----- Source data

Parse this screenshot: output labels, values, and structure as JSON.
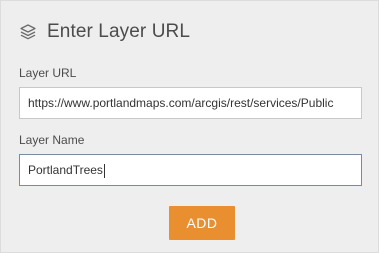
{
  "header": {
    "title": "Enter Layer URL",
    "icon": "layers-icon"
  },
  "layer_url": {
    "label": "Layer URL",
    "value": "https://www.portlandmaps.com/arcgis/rest/services/Public"
  },
  "layer_name": {
    "label": "Layer Name",
    "value": "PortlandTrees"
  },
  "actions": {
    "add_label": "ADD"
  },
  "colors": {
    "panel_bg": "#eeeeee",
    "button_accent": "#ea8f2f",
    "text": "#4c4c4c"
  }
}
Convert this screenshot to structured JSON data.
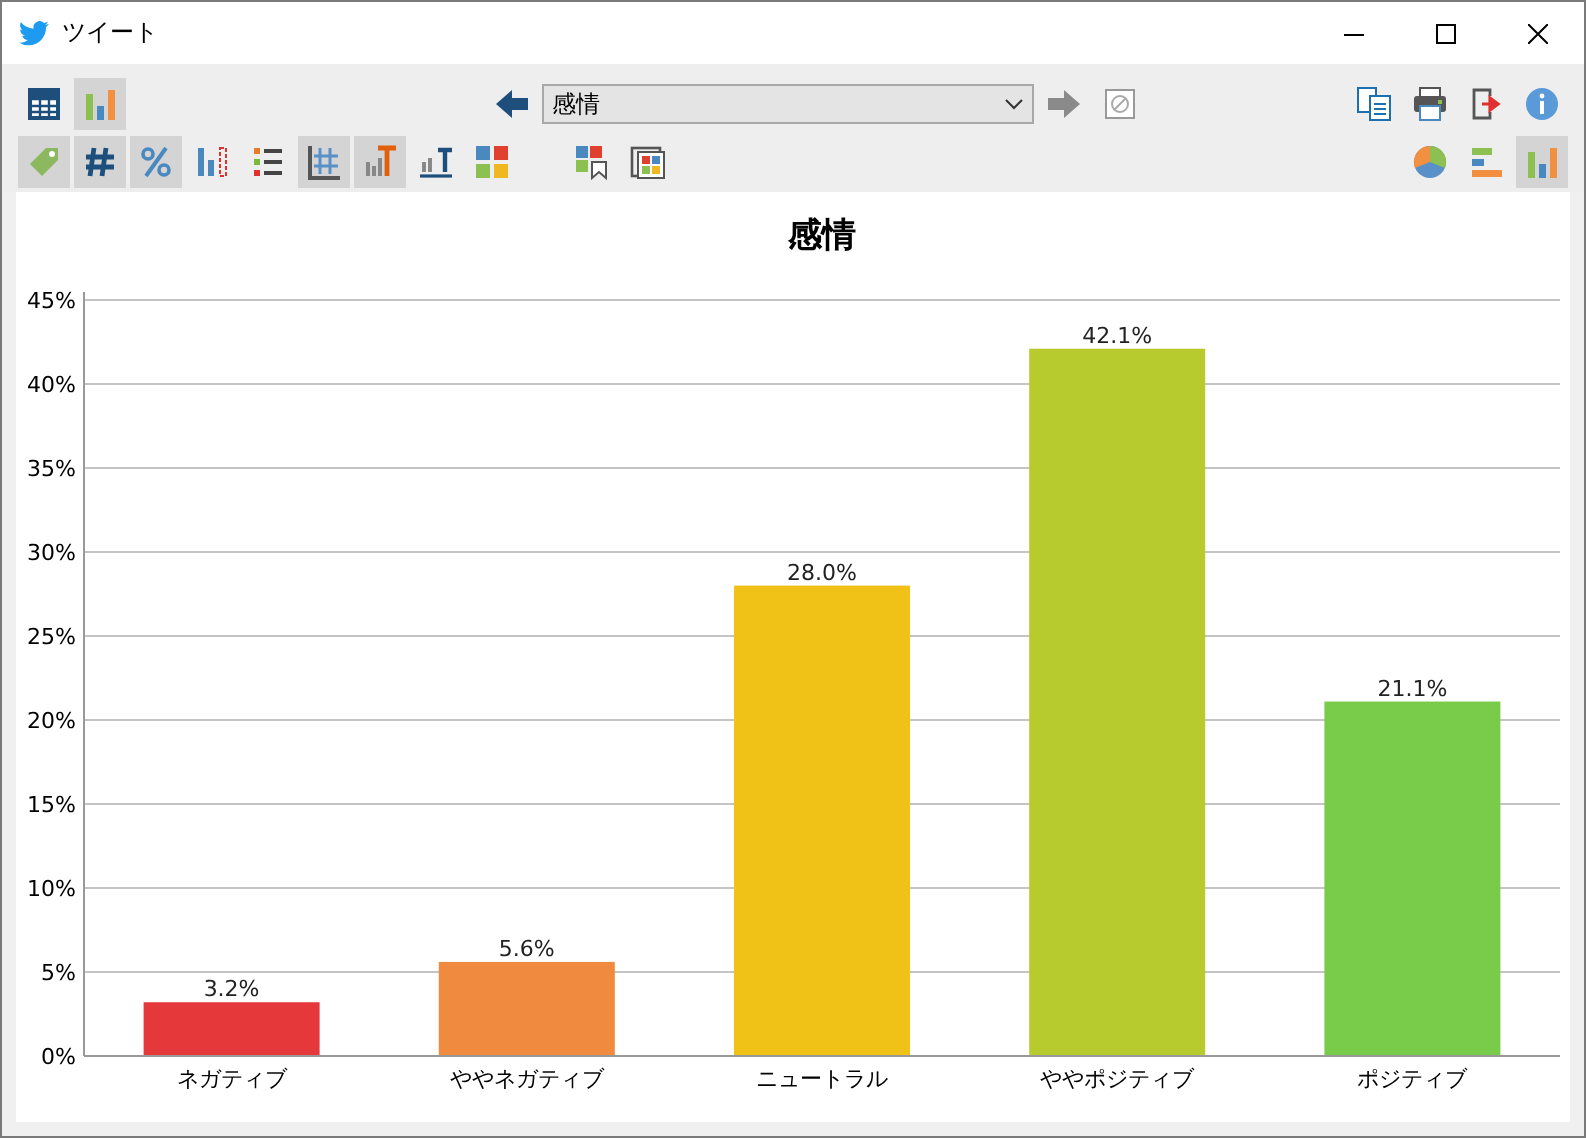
{
  "window": {
    "title": "ツイート"
  },
  "toolbar": {
    "view_buttons": [
      {
        "selected": false
      },
      {
        "selected": true
      }
    ],
    "back": {
      "disabled": false
    },
    "selector": {
      "value": "感情"
    },
    "forward": {
      "disabled": true
    },
    "format_buttons": [
      {
        "selected": true
      },
      {
        "selected": true
      },
      {
        "selected": true
      },
      {
        "selected": false
      },
      {
        "selected": false
      },
      {
        "selected": true
      },
      {
        "selected": true
      },
      {
        "selected": false
      },
      {
        "selected": false
      },
      {
        "selected": false
      },
      {
        "selected": false
      }
    ],
    "chart_type_buttons": [
      {
        "selected": false
      },
      {
        "selected": false
      },
      {
        "selected": true
      }
    ]
  },
  "chart": {
    "chart_data": {
      "type": "bar",
      "title": "感情",
      "categories": [
        "ネガティブ",
        "ややネガティブ",
        "ニュートラル",
        "ややポジティブ",
        "ポジティブ"
      ],
      "values": [
        3.2,
        5.6,
        28.0,
        42.1,
        21.1
      ],
      "grid": true,
      "colors": [
        "#e5383b",
        "#f08a3e",
        "#f0c116",
        "#b8cb2e",
        "#78cc4a"
      ],
      "value_labels": [
        "3.2%",
        "5.6%",
        "28.0%",
        "42.1%",
        "21.1%"
      ],
      "ylim": [
        0,
        45
      ],
      "yticks": [
        {
          "value": 0,
          "label": "0%"
        },
        {
          "value": 5,
          "label": "5%"
        },
        {
          "value": 10,
          "label": "10%"
        },
        {
          "value": 15,
          "label": "15%"
        },
        {
          "value": 20,
          "label": "20%"
        },
        {
          "value": 25,
          "label": "25%"
        },
        {
          "value": 30,
          "label": "30%"
        },
        {
          "value": 35,
          "label": "35%"
        },
        {
          "value": 40,
          "label": "40%"
        },
        {
          "value": 45,
          "label": "45%"
        }
      ]
    }
  }
}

----------

Task instructions -> Go through the records and pull out each line that includes the word "screenshot".

Solution to the problem ->
Parse this screenshot: output labels, values, and structure as JSON.
Convert this screenshot to structured JSON data.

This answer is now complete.